Do this >> Determine how many lines include the string "someone". Output that number only.

Stored dataset items:
○ ○ ○

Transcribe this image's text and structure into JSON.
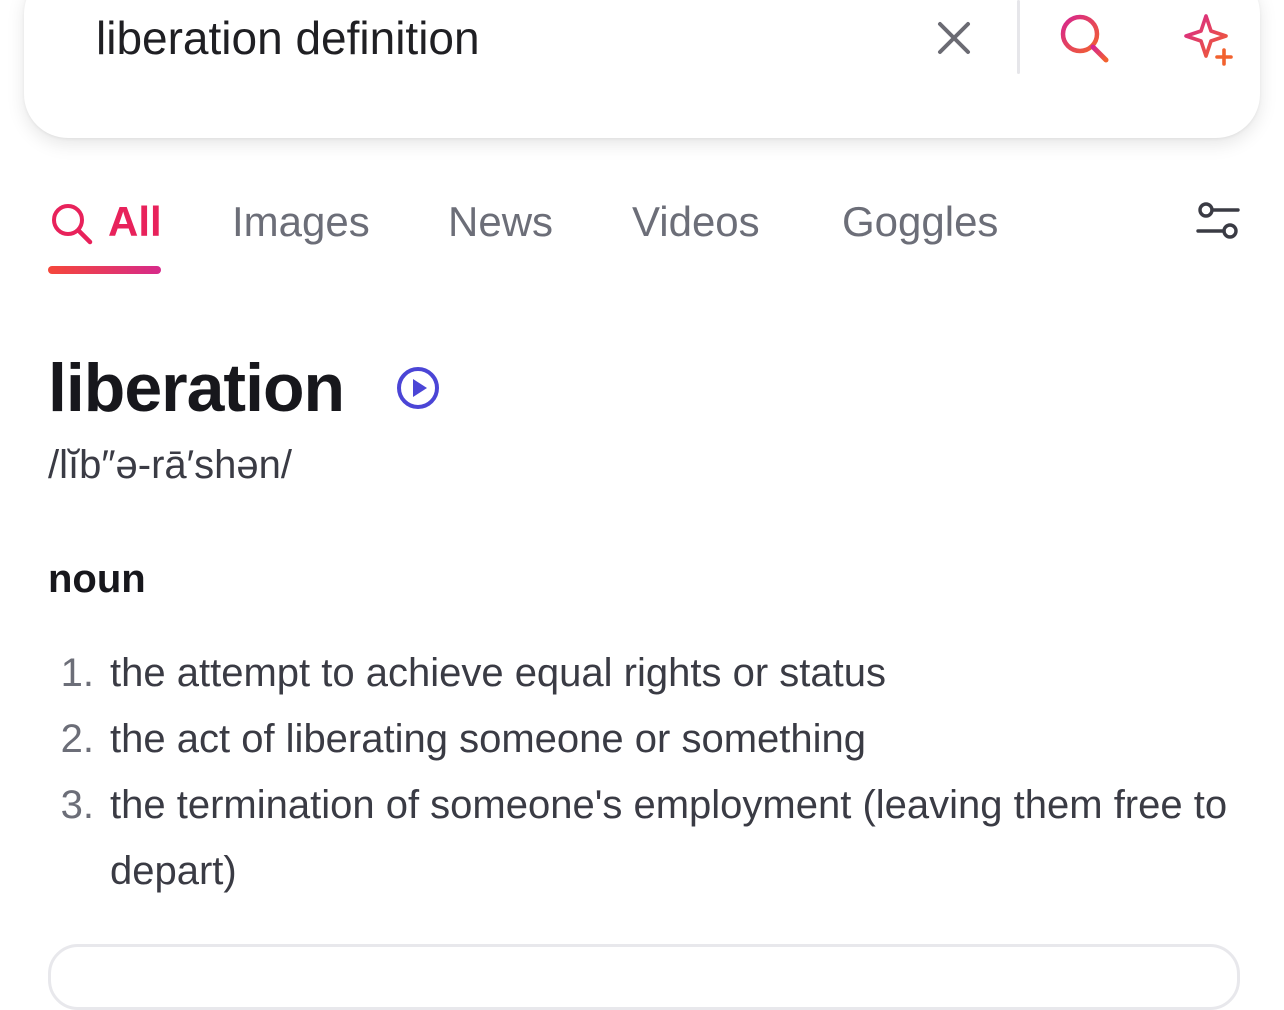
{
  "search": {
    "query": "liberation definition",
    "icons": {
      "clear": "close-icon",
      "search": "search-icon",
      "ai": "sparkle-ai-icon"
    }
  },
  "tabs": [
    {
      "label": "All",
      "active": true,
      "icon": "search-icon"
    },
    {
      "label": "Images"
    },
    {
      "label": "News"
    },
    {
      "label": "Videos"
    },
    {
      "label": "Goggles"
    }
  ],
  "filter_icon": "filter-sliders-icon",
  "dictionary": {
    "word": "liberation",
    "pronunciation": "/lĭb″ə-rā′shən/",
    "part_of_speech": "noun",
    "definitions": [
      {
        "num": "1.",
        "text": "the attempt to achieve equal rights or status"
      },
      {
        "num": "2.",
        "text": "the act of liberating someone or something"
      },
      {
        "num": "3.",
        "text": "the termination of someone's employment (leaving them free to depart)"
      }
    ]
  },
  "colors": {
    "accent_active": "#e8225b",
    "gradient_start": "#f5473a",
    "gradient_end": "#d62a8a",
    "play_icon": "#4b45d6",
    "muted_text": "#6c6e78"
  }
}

○ ○ ○

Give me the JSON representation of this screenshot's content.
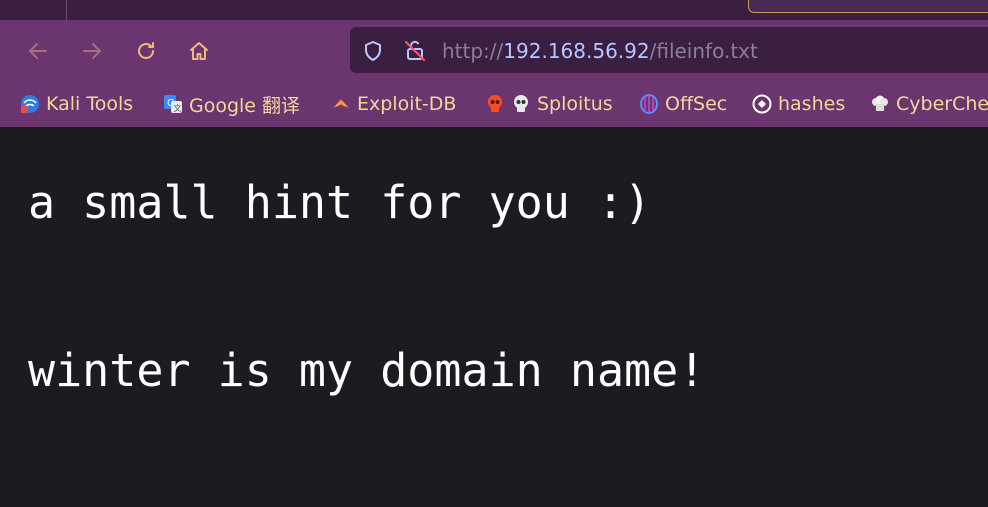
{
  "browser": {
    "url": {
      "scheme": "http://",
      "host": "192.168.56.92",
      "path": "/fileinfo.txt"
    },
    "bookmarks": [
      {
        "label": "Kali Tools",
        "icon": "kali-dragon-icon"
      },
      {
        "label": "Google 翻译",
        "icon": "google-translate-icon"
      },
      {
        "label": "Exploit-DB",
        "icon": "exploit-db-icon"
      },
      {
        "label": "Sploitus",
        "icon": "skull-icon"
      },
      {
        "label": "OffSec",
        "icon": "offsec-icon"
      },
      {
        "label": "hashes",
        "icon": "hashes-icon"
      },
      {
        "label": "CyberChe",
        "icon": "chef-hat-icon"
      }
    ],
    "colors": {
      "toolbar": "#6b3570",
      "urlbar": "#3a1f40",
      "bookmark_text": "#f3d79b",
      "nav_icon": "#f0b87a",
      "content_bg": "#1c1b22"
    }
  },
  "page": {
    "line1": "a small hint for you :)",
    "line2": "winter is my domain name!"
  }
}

○ ○ ○

Output >> 2